### SET TASK A
Express the listing as a JSON list of strings, one string per line and no blank lines, starting at the listing's first line and ending at the line that contains "text-line: 2、垂直线 — [193, 488, 536, 511]", both included.

═══ EXTRACTED TEXT

I already had many "headaches" on pip dependencies such as
ros-infrastructure/rosdep#482, so I agree on your
comment and concerns, other solution may develop a way to release pip
package into ROS-apt package, within git-bloom-config process, so if you
want to release package that depends on pip, they'll try to release pip
package into ROS deb packages.
ros-infrastructure/rosdep#482

◉ Kei Okada

2016-11-21 8:16 GMT+09:00 Tully Foote notifications@github.com:

Can you explain a little bit more about your use case? Do you expect
people to pip install the dependencies separately? Can you just release
python package as a ROS package? Is there a different version of the pip
dependencies available from apt? Is there a graceful degradation of the
packages that have this dependency if it's not present? Is it a python only
package, could you release it via pip?

══════
═══ SUPPLIED INFORMATION

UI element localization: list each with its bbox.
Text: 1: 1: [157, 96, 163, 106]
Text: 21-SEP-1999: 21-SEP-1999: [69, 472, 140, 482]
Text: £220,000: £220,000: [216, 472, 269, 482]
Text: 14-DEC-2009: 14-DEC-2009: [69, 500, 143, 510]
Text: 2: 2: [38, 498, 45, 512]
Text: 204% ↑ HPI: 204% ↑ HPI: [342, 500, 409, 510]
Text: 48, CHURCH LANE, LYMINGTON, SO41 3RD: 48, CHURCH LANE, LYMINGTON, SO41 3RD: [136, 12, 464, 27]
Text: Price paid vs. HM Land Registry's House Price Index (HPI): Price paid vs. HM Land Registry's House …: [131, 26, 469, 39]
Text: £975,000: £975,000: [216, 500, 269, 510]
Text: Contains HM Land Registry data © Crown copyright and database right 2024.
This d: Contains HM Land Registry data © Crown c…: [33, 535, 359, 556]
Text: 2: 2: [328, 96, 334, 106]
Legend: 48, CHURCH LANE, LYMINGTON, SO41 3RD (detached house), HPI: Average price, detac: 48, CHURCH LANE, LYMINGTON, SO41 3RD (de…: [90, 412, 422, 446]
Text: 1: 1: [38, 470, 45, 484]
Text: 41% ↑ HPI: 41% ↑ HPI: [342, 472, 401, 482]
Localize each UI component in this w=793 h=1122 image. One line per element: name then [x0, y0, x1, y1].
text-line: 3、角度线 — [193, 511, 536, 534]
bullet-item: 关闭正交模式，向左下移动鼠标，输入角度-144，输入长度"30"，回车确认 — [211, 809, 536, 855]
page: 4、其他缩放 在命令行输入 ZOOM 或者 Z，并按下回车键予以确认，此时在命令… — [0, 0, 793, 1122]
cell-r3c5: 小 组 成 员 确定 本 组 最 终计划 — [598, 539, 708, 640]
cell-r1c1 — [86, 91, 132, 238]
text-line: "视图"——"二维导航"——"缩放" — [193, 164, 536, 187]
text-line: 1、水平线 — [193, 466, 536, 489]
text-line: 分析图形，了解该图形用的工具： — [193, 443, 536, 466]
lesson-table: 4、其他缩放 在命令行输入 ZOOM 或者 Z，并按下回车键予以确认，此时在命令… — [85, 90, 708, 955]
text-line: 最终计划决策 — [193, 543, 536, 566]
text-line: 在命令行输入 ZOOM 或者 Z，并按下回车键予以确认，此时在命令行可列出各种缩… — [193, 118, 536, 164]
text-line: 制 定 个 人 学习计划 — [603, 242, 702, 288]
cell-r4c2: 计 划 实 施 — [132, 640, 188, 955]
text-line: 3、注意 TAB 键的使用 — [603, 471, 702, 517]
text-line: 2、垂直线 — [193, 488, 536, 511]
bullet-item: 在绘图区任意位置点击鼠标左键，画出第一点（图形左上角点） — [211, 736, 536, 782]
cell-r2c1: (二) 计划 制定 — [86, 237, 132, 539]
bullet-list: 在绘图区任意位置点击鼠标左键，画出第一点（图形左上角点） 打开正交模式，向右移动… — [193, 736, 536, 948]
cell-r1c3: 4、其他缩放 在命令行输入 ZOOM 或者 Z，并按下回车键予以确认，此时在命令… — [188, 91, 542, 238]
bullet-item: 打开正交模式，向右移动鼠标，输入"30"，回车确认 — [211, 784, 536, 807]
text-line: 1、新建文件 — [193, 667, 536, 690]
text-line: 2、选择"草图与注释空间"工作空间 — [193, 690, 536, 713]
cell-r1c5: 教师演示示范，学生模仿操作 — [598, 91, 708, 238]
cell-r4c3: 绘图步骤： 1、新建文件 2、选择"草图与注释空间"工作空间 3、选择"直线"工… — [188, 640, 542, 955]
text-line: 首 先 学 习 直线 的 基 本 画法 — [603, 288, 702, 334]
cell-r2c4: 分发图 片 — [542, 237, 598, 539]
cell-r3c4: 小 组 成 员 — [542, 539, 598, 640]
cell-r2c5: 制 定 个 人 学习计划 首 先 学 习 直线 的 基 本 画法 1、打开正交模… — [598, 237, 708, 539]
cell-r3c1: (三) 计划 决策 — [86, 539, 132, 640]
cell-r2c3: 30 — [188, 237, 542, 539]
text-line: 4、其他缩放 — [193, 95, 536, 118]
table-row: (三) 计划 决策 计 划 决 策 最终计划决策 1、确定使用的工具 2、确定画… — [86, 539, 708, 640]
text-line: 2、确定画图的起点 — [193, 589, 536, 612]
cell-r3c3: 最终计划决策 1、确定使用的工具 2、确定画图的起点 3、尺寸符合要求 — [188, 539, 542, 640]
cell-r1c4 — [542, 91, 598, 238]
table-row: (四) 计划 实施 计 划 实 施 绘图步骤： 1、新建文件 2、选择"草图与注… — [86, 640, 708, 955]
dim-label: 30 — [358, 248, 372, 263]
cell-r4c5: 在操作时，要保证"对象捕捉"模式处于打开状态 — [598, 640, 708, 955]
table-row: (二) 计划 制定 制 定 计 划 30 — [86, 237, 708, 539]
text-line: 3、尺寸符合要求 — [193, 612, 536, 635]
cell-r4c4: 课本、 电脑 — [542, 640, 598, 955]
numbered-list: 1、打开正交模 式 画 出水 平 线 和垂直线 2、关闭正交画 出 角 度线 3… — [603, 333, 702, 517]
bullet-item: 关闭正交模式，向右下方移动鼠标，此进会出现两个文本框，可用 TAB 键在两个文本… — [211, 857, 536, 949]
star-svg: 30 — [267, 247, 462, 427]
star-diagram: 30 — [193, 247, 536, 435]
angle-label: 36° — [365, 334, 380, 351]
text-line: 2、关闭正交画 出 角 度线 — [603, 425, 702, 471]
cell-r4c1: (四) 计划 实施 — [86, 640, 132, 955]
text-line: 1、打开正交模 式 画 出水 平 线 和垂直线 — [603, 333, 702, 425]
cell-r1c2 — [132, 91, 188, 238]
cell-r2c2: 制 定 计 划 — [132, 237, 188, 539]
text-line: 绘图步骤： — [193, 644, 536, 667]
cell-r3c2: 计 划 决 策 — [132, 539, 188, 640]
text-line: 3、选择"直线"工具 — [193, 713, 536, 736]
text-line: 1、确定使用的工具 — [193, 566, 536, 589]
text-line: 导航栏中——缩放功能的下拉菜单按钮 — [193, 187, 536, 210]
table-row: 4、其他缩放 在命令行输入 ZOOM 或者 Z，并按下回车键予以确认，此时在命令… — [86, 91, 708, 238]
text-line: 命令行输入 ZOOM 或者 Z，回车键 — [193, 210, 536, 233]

══════

### SET TASK B
Write the next part of the thread on pip dependencies for ROS packages, picking up after its final sentence.

### EXERCISE RESPONSE A
[
  "UI element localization: list each with its bbox.",
  "Text: 1: 1: [157, 96, 163, 106]",
  "Text: 21-SEP-1999: 21-SEP-1999: [69, 472, 140, 482]",
  "Text: £220,000: £220,000: [216, 472, 269, 482]",
  "Text: 14-DEC-2009: 14-DEC-2009: [69, 500, 143, 510]",
  "Text: 2: 2: [38, 498, 45, 512]",
  "Text: 204% ↑ HPI: 204% ↑ HPI: [342, 500, 409, 510]",
  "Text: 48, CHURCH LANE, LYMINGTON, SO41 3RD: 48, CHURCH LANE, LYMINGTON, SO41 3RD: [136, 12, 464, 27]",
  "Text: Price paid vs. HM Land Registry's House Price Index (HPI): Price paid vs. HM Land Registry's House …: [131, 26, 469, 39]",
  "Text: £975,000: £975,000: [216, 500, 269, 510]",
  "Text: Contains HM Land Registry data © Crown copyright and database right 2024.",
  "This d: Contains HM Land Registry data © Crown c…: [33, 535, 359, 556]",
  "Text: 2: 2: [328, 96, 334, 106]",
  "Legend: 48, CHURCH LANE, LYMINGTON, SO41 3RD (detached house), HPI: Average price, detac: 48, CHURCH LANE, LYMINGTON, SO41 3RD (de…: [90, 412, 422, 446]",
  "Text: 1: 1: [38, 470, 45, 484]",
  "Text: 41% ↑ HPI: 41% ↑ HPI: [342, 472, 401, 482]",
  "Localize each UI component in this w=793 h=1122 image. One line per element: name then [x0, y0, x1, y1].",
  "text-line: 3、角度线 — [193, 511, 536, 534]",
  "bullet-item: 关闭正交模式，向左下移动鼠标，输入角度-144，输入长度\"30\"，回车确认 — [211, 809, 536, 855]",
  "page: 4、其他缩放 在命令行输入 ZOOM 或者 Z，并按下回车键予以确认，此时在命令… — [0, 0, 793, 1122]",
  "cell-r3c5: 小 组 成 员 确定 本 组 最 终计划 — [598, 539, 708, 640]",
  "cell-r1c1 — [86, 91, 132, 238]",
  "text-line: \"视图\"——\"二维导航\"——\"缩放\" — [193, 164, 536, 187]",
  "text-line: 1、水平线 — [193, 466, 536, 489]",
  "text-line: 分析图形，了解该图形用的工具： — [193, 443, 536, 466]",
  "lesson-table: 4、其他缩放 在命令行输入 ZOOM 或者 Z，并按下回车键予以确认，此时在命令… — [85, 90, 708, 955]",
  "text-line: 最终计划决策 — [193, 543, 536, 566]",
  "text-line: 在命令行输入 ZOOM 或者 Z，并按下回车键予以确认，此时在命令行可列出各种缩… — [193, 118, 536, 164]",
  "text-line: 制 定 个 人 学习计划 — [603, 242, 702, 288]",
  "cell-r4c2: 计 划 实 施 — [132, 640, 188, 955]",
  "text-line: 3、注意 TAB 键的使用 — [603, 471, 702, 517]",
  "text-line: 2、垂直线 — [193, 488, 536, 511]"
]

### EXERCISE RESPONSE B
This is certainly the simplest solution, but I wonder if there's a clearer
way to declare specific dependencies as optional. Since if we just have
this option I suspect that people will just start passing this option if
they run into an error due to having a pip dependency and then people will
no longer be able to reliably run things that are downloaded and installed.
I think it's important that we make sure that things packaged are self
contained and work out of the box from the debian packages. Requiring
parallel installation from a separate toolchain will lead to many more
headaches as versions change going forward. We've run into pip
installations getting out of date and breaking systems when users have
installed tools via pip. In debs you have the option for version
dependencies but that breaks when you cross package managers, and require
user action out of band.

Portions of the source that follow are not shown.